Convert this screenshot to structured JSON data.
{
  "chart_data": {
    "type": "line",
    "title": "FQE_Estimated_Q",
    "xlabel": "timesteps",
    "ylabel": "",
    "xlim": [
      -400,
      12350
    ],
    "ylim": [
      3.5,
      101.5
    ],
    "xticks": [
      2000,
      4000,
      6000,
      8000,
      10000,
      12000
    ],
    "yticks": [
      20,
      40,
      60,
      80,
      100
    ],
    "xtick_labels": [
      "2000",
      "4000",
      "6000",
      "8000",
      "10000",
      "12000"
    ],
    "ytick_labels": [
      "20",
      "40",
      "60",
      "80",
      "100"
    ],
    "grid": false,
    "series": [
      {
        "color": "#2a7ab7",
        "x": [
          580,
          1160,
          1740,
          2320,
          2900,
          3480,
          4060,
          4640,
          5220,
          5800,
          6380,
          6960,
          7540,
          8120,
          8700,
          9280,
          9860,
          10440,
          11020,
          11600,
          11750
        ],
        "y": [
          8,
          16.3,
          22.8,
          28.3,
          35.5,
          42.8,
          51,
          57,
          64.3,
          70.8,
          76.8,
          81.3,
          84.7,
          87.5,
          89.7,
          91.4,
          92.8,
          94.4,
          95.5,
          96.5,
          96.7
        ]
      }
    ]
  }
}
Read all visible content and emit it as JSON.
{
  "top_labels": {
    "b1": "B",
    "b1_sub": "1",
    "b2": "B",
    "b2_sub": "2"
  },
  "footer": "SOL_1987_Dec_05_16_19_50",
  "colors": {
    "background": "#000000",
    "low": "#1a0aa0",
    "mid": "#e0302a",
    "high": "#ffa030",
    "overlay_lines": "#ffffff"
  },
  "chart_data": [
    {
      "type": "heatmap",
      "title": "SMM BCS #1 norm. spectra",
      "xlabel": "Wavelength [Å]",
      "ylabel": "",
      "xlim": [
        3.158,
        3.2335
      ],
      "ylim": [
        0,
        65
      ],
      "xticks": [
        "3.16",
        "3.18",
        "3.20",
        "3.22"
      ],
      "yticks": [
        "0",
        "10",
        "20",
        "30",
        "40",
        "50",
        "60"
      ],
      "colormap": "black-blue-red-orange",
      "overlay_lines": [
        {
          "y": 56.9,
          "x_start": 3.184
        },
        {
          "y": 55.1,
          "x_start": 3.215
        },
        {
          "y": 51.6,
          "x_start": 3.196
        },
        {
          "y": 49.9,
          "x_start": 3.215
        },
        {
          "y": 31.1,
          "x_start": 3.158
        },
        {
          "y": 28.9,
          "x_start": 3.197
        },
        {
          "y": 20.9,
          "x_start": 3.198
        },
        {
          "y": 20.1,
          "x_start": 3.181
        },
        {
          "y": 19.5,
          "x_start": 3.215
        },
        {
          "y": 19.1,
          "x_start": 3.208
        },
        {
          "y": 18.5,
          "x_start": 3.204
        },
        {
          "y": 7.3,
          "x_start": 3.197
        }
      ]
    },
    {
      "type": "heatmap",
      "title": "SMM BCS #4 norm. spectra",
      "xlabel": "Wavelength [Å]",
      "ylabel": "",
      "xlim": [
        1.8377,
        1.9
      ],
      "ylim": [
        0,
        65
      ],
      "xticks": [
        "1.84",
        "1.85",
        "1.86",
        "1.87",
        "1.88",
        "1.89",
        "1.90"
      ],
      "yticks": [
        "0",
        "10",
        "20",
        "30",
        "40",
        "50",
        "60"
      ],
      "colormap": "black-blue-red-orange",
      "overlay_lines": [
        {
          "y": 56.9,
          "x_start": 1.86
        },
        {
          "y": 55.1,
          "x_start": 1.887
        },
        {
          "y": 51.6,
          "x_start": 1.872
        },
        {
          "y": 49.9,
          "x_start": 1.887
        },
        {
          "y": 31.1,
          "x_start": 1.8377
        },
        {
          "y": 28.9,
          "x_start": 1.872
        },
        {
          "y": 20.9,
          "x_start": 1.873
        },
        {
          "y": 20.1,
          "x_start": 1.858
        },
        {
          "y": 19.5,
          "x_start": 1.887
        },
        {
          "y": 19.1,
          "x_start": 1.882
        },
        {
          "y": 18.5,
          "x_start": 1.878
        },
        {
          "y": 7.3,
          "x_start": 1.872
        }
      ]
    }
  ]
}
-------------------------
• Stated problem:
Extract the full listing above without alteration.

• Final result:
Convert this screenshot to structured JSON data.
{
  "chart_data": {
    "type": "line",
    "title": "FQE_Estimated_Q",
    "xlabel": "timesteps",
    "ylabel": "",
    "xlim": [
      -400,
      12350
    ],
    "ylim": [
      3.5,
      101.5
    ],
    "xticks": [
      2000,
      4000,
      6000,
      8000,
      10000,
      12000
    ],
    "yticks": [
      20,
      40,
      60,
      80,
      100
    ],
    "xtick_labels": [
      "2000",
      "4000",
      "6000",
      "8000",
      "10000",
      "12000"
    ],
    "ytick_labels": [
      "20",
      "40",
      "60",
      "80",
      "100"
    ],
    "grid": false,
    "series": [
      {
        "color": "#2a7ab7",
        "x": [
          580,
          1160,
          1740,
          2320,
          2900,
          3480,
          4060,
          4640,
          5220,
          5800,
          6380,
          6960,
          7540,
          8120,
          8700,
          9280,
          9860,
          10440,
          11020,
          11600,
          11750
        ],
        "y": [
          8,
          16.3,
          22.8,
          28.3,
          35.5,
          42.8,
          51,
          57,
          64.3,
          70.8,
          76.8,
          81.3,
          84.7,
          87.5,
          89.7,
          91.4,
          92.8,
          94.4,
          95.5,
          96.5,
          96.7
        ]
      }
    ]
  }
}
Read all visible content and emit it as JSON.
{
  "top_labels": {
    "b1": "B",
    "b1_sub": "1",
    "b2": "B",
    "b2_sub": "2"
  },
  "footer": "SOL_1987_Dec_05_16_19_50",
  "colors": {
    "background": "#000000",
    "low": "#1a0aa0",
    "mid": "#e0302a",
    "high": "#ffa030",
    "overlay_lines": "#ffffff"
  },
  "chart_data": [
    {
      "type": "heatmap",
      "title": "SMM BCS #1 norm. spectra",
      "xlabel": "Wavelength [Å]",
      "ylabel": "",
      "xlim": [
        3.158,
        3.2335
      ],
      "ylim": [
        0,
        65
      ],
      "xticks": [
        "3.16",
        "3.18",
        "3.20",
        "3.22"
      ],
      "yticks": [
        "0",
        "10",
        "20",
        "30",
        "40",
        "50",
        "60"
      ],
      "colormap": "black-blue-red-orange",
      "overlay_lines": [
        {
          "y": 56.9,
          "x_start": 3.184
        },
        {
          "y": 55.1,
          "x_start": 3.215
        },
        {
          "y": 51.6,
          "x_start": 3.196
        },
        {
          "y": 49.9,
          "x_start": 3.215
        },
        {
          "y": 31.1,
          "x_start": 3.158
        },
        {
          "y": 28.9,
          "x_start": 3.197
        },
        {
          "y": 20.9,
          "x_start": 3.198
        },
        {
          "y": 20.1,
          "x_start": 3.181
        },
        {
          "y": 19.5,
          "x_start": 3.215
        },
        {
          "y": 19.1,
          "x_start": 3.208
        },
        {
          "y": 18.5,
          "x_start": 3.204
        },
        {
          "y": 7.3,
          "x_start": 3.197
        }
      ]
    },
    {
      "type": "heatmap",
      "title": "SMM BCS #4 norm. spectra",
      "xlabel": "Wavelength [Å]",
      "ylabel": "",
      "xlim": [
        1.8377,
        1.9
      ],
      "ylim": [
        0,
        65
      ],
      "xticks": [
        "1.84",
        "1.85",
        "1.86",
        "1.87",
        "1.88",
        "1.89",
        "1.90"
      ],
      "yticks": [
        "0",
        "10",
        "20",
        "30",
        "40",
        "50",
        "60"
      ],
      "colormap": "black-blue-red-orange",
      "overlay_lines": [
        {
          "y": 56.9,
          "x_start": 1.86
        },
        {
          "y": 55.1,
          "x_start": 1.887
        },
        {
          "y": 51.6,
          "x_start": 1.872
        },
        {
          "y": 49.9,
          "x_start": 1.887
        },
        {
          "y": 31.1,
          "x_start": 1.8377
        },
        {
          "y": 28.9,
          "x_start": 1.872
        },
        {
          "y": 20.9,
          "x_start": 1.873
        },
        {
          "y": 20.1,
          "x_start": 1.858
        },
        {
          "y": 19.5,
          "x_start": 1.887
        },
        {
          "y": 19.1,
          "x_start": 1.882
        },
        {
          "y": 18.5,
          "x_start": 1.878
        },
        {
          "y": 7.3,
          "x_start": 1.872
        }
      ]
    }
  ]
}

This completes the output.